> **Exercise objective**: Scan the records and identify every line in which the string "POWERBALL" occurs, then return those lines.

> **Stored data**:
________________

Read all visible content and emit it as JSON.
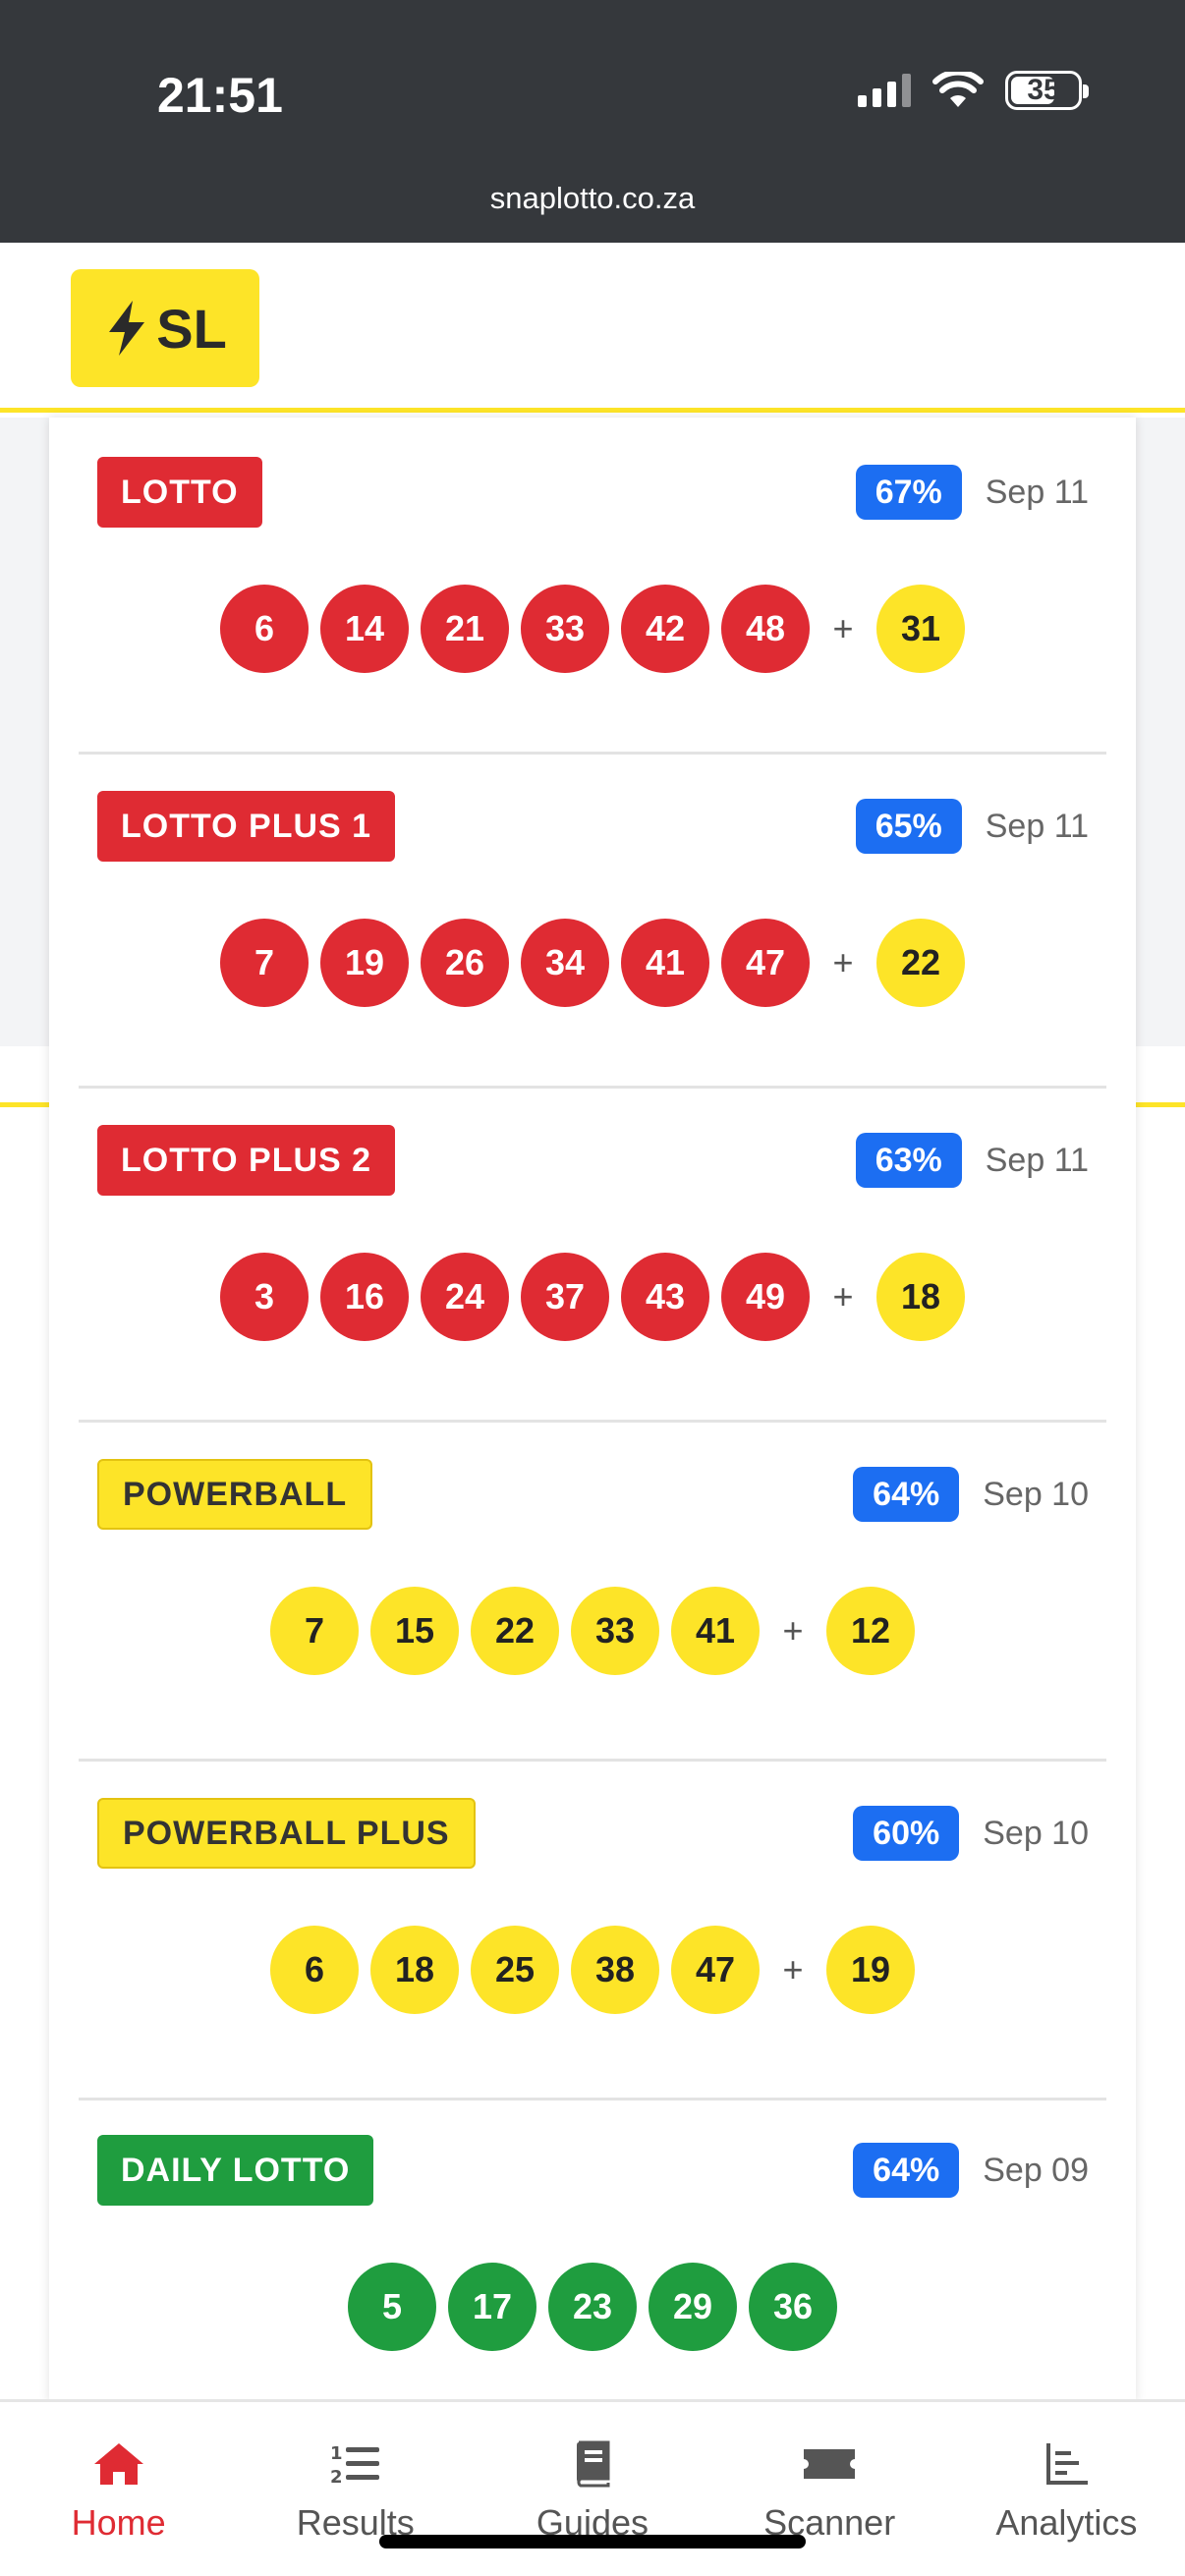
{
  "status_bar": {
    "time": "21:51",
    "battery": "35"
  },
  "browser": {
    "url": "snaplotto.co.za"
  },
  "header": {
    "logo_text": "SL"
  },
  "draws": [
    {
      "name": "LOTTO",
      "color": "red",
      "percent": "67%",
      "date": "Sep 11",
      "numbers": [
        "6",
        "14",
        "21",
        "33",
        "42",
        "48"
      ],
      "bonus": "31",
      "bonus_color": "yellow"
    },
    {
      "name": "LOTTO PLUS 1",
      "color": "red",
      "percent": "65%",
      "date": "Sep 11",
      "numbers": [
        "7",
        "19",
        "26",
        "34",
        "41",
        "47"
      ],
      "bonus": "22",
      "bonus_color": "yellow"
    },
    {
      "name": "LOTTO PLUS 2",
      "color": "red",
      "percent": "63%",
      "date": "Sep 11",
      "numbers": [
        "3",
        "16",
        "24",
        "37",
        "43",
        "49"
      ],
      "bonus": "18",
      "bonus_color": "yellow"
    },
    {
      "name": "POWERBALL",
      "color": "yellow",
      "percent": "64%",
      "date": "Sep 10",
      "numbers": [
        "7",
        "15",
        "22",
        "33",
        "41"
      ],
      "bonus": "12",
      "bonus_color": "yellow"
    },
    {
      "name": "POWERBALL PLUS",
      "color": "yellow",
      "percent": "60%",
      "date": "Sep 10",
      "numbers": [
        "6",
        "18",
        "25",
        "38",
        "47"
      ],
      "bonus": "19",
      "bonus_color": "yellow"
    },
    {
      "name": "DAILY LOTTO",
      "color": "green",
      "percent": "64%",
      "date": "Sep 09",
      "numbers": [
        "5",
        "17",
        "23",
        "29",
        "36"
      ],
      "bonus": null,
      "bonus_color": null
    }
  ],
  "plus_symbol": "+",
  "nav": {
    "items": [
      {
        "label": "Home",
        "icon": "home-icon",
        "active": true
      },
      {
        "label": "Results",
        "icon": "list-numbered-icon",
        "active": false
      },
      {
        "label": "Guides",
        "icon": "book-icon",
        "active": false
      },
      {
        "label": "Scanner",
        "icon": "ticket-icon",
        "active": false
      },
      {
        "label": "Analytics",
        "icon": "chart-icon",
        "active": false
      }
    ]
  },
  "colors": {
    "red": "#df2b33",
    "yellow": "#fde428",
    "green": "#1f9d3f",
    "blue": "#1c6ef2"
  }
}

________________

> **Answer to the problem**:
      "name": "POWERBALL",
      "name": "POWERBALL PLUS",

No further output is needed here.